GIVEN INSTRUCTION >>
Provide an exact transcription of all the records.

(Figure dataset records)
* * *

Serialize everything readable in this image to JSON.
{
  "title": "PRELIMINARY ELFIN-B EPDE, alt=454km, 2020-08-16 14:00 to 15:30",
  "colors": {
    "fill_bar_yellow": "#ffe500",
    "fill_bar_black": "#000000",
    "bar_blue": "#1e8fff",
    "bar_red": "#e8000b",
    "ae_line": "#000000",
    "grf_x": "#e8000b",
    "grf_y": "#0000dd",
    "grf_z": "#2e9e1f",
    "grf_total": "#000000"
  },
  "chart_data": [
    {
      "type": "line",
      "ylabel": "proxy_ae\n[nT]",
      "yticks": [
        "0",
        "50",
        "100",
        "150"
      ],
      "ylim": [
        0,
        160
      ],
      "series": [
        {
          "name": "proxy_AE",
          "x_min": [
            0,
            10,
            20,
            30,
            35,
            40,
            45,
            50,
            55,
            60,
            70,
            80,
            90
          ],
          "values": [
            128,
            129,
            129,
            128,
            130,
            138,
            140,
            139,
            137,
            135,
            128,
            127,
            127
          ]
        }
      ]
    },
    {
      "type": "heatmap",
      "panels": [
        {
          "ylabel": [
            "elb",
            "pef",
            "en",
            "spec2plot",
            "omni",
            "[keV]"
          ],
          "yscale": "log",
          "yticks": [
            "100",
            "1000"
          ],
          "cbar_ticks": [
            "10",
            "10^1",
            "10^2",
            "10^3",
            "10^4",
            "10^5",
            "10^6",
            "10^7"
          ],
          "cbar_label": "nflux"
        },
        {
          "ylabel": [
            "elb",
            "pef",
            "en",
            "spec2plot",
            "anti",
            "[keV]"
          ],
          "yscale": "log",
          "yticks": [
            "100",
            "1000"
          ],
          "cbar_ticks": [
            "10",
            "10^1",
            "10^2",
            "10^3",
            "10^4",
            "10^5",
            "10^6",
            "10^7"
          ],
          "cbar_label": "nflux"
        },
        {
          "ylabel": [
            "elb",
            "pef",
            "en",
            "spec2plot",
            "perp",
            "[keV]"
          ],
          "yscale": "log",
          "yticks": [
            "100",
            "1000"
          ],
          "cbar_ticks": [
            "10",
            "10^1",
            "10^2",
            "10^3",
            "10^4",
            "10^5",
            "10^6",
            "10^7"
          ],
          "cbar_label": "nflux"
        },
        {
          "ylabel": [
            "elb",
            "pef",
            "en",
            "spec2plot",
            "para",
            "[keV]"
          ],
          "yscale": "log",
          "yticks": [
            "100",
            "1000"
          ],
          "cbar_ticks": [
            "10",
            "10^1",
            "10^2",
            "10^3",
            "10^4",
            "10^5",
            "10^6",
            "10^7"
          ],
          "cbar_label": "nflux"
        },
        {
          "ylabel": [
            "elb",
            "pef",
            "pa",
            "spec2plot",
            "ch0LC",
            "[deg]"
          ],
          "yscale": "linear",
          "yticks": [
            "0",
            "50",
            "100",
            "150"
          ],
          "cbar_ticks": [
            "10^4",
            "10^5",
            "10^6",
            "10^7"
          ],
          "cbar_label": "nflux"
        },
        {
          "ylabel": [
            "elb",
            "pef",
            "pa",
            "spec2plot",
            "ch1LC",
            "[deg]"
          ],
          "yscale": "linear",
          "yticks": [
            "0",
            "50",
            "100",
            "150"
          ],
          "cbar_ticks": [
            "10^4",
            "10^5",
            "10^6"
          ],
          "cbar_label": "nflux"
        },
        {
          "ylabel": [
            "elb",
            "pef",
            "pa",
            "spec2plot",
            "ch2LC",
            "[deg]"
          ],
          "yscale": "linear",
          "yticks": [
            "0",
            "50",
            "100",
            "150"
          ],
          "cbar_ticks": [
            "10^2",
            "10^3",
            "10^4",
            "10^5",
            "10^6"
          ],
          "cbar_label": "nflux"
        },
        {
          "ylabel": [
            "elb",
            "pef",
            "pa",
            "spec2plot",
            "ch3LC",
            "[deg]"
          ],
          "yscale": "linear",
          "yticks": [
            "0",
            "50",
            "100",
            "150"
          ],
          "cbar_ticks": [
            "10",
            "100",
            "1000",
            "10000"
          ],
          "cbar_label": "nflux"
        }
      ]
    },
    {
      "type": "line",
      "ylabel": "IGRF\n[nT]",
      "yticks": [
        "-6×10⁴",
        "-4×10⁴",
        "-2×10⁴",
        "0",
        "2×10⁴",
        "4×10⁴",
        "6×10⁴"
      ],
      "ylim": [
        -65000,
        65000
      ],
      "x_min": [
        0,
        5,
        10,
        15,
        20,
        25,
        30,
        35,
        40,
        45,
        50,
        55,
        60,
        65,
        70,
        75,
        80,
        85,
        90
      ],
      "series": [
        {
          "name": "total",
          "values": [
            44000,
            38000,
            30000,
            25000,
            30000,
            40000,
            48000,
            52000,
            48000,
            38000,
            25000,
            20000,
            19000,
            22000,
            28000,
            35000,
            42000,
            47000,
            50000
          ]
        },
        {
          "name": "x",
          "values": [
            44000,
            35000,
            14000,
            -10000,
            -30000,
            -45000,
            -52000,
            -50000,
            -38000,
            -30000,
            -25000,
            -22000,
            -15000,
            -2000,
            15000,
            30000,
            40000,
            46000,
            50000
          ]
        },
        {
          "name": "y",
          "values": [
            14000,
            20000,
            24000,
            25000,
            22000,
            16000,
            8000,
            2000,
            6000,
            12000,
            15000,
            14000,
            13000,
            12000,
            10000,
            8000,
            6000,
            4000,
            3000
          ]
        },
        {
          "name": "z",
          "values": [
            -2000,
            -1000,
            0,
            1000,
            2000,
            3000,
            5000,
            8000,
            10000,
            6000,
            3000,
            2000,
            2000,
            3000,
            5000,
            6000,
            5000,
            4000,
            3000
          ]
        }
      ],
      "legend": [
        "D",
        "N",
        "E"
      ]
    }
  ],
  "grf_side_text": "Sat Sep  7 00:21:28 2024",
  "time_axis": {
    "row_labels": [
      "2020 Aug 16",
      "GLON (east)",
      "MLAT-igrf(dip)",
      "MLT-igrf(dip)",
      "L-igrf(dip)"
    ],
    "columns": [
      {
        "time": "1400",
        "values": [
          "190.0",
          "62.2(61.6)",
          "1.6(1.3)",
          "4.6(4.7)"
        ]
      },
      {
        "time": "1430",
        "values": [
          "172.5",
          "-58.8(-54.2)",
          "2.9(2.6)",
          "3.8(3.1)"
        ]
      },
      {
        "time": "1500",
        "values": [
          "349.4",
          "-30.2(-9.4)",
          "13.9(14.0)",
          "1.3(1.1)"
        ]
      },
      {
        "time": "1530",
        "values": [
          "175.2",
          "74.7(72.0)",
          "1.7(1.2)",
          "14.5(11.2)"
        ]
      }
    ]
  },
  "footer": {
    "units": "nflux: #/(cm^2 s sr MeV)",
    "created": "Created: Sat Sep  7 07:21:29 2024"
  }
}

* * *

RESULT FOR THIS EXERCISE >>
Serialize everything readable in this image to JSON.
{
  "title": "PRELIMINARY ELFIN-B EPDE, alt=454km, 2020-08-16 14:00 to 15:30",
  "colors": {
    "fill_bar_yellow": "#ffe500",
    "fill_bar_black": "#000000",
    "bar_blue": "#1e8fff",
    "bar_red": "#e8000b",
    "ae_line": "#000000",
    "grf_x": "#e8000b",
    "grf_y": "#0000dd",
    "grf_z": "#2e9e1f",
    "grf_total": "#000000"
  },
  "chart_data": [
    {
      "type": "line",
      "ylabel": "proxy_ae\n[nT]",
      "yticks": [
        "0",
        "50",
        "100",
        "150"
      ],
      "ylim": [
        0,
        160
      ],
      "series": [
        {
          "name": "proxy_AE",
          "x_min": [
            0,
            10,
            20,
            30,
            35,
            40,
            45,
            50,
            55,
            60,
            70,
            80,
            90
          ],
          "values": [
            128,
            129,
            129,
            128,
            130,
            138,
            140,
            139,
            137,
            135,
            128,
            127,
            127
          ]
        }
      ]
    },
    {
      "type": "heatmap",
      "panels": [
        {
          "ylabel": [
            "elb",
            "pef",
            "en",
            "spec2plot",
            "omni",
            "[keV]"
          ],
          "yscale": "log",
          "yticks": [
            "100",
            "1000"
          ],
          "cbar_ticks": [
            "10",
            "10^1",
            "10^2",
            "10^3",
            "10^4",
            "10^5",
            "10^6",
            "10^7"
          ],
          "cbar_label": "nflux"
        },
        {
          "ylabel": [
            "elb",
            "pef",
            "en",
            "spec2plot",
            "anti",
            "[keV]"
          ],
          "yscale": "log",
          "yticks": [
            "100",
            "1000"
          ],
          "cbar_ticks": [
            "10",
            "10^1",
            "10^2",
            "10^3",
            "10^4",
            "10^5",
            "10^6",
            "10^7"
          ],
          "cbar_label": "nflux"
        },
        {
          "ylabel": [
            "elb",
            "pef",
            "en",
            "spec2plot",
            "perp",
            "[keV]"
          ],
          "yscale": "log",
          "yticks": [
            "100",
            "1000"
          ],
          "cbar_ticks": [
            "10",
            "10^1",
            "10^2",
            "10^3",
            "10^4",
            "10^5",
            "10^6",
            "10^7"
          ],
          "cbar_label": "nflux"
        },
        {
          "ylabel": [
            "elb",
            "pef",
            "en",
            "spec2plot",
            "para",
            "[keV]"
          ],
          "yscale": "log",
          "yticks": [
            "100",
            "1000"
          ],
          "cbar_ticks": [
            "10",
            "10^1",
            "10^2",
            "10^3",
            "10^4",
            "10^5",
            "10^6",
            "10^7"
          ],
          "cbar_label": "nflux"
        },
        {
          "ylabel": [
            "elb",
            "pef",
            "pa",
            "spec2plot",
            "ch0LC",
            "[deg]"
          ],
          "yscale": "linear",
          "yticks": [
            "0",
            "50",
            "100",
            "150"
          ],
          "cbar_ticks": [
            "10^4",
            "10^5",
            "10^6",
            "10^7"
          ],
          "cbar_label": "nflux"
        },
        {
          "ylabel": [
            "elb",
            "pef",
            "pa",
            "spec2plot",
            "ch1LC",
            "[deg]"
          ],
          "yscale": "linear",
          "yticks": [
            "0",
            "50",
            "100",
            "150"
          ],
          "cbar_ticks": [
            "10^4",
            "10^5",
            "10^6"
          ],
          "cbar_label": "nflux"
        },
        {
          "ylabel": [
            "elb",
            "pef",
            "pa",
            "spec2plot",
            "ch2LC",
            "[deg]"
          ],
          "yscale": "linear",
          "yticks": [
            "0",
            "50",
            "100",
            "150"
          ],
          "cbar_ticks": [
            "10^2",
            "10^3",
            "10^4",
            "10^5",
            "10^6"
          ],
          "cbar_label": "nflux"
        },
        {
          "ylabel": [
            "elb",
            "pef",
            "pa",
            "spec2plot",
            "ch3LC",
            "[deg]"
          ],
          "yscale": "linear",
          "yticks": [
            "0",
            "50",
            "100",
            "150"
          ],
          "cbar_ticks": [
            "10",
            "100",
            "1000",
            "10000"
          ],
          "cbar_label": "nflux"
        }
      ]
    },
    {
      "type": "line",
      "ylabel": "IGRF\n[nT]",
      "yticks": [
        "-6×10⁴",
        "-4×10⁴",
        "-2×10⁴",
        "0",
        "2×10⁴",
        "4×10⁴",
        "6×10⁴"
      ],
      "ylim": [
        -65000,
        65000
      ],
      "x_min": [
        0,
        5,
        10,
        15,
        20,
        25,
        30,
        35,
        40,
        45,
        50,
        55,
        60,
        65,
        70,
        75,
        80,
        85,
        90
      ],
      "series": [
        {
          "name": "total",
          "values": [
            44000,
            38000,
            30000,
            25000,
            30000,
            40000,
            48000,
            52000,
            48000,
            38000,
            25000,
            20000,
            19000,
            22000,
            28000,
            35000,
            42000,
            47000,
            50000
          ]
        },
        {
          "name": "x",
          "values": [
            44000,
            35000,
            14000,
            -10000,
            -30000,
            -45000,
            -52000,
            -50000,
            -38000,
            -30000,
            -25000,
            -22000,
            -15000,
            -2000,
            15000,
            30000,
            40000,
            46000,
            50000
          ]
        },
        {
          "name": "y",
          "values": [
            14000,
            20000,
            24000,
            25000,
            22000,
            16000,
            8000,
            2000,
            6000,
            12000,
            15000,
            14000,
            13000,
            12000,
            10000,
            8000,
            6000,
            4000,
            3000
          ]
        },
        {
          "name": "z",
          "values": [
            -2000,
            -1000,
            0,
            1000,
            2000,
            3000,
            5000,
            8000,
            10000,
            6000,
            3000,
            2000,
            2000,
            3000,
            5000,
            6000,
            5000,
            4000,
            3000
          ]
        }
      ],
      "legend": [
        "D",
        "N",
        "E"
      ]
    }
  ],
  "grf_side_text": "Sat Sep  7 00:21:28 2024",
  "time_axis": {
    "row_labels": [
      "2020 Aug 16",
      "GLON (east)",
      "MLAT-igrf(dip)",
      "MLT-igrf(dip)",
      "L-igrf(dip)"
    ],
    "columns": [
      {
        "time": "1400",
        "values": [
          "190.0",
          "62.2(61.6)",
          "1.6(1.3)",
          "4.6(4.7)"
        ]
      },
      {
        "time": "1430",
        "values": [
          "172.5",
          "-58.8(-54.2)",
          "2.9(2.6)",
          "3.8(3.1)"
        ]
      },
      {
        "time": "1500",
        "values": [
          "349.4",
          "-30.2(-9.4)",
          "13.9(14.0)",
          "1.3(1.1)"
        ]
      },
      {
        "time": "1530",
        "values": [
          "175.2",
          "74.7(72.0)",
          "1.7(1.2)",
          "14.5(11.2)"
        ]
      }
    ]
  },
  "footer": {
    "units": "nflux: #/(cm^2 s sr MeV)",
    "created": "Created: Sat Sep  7 07:21:29 2024"
  }
}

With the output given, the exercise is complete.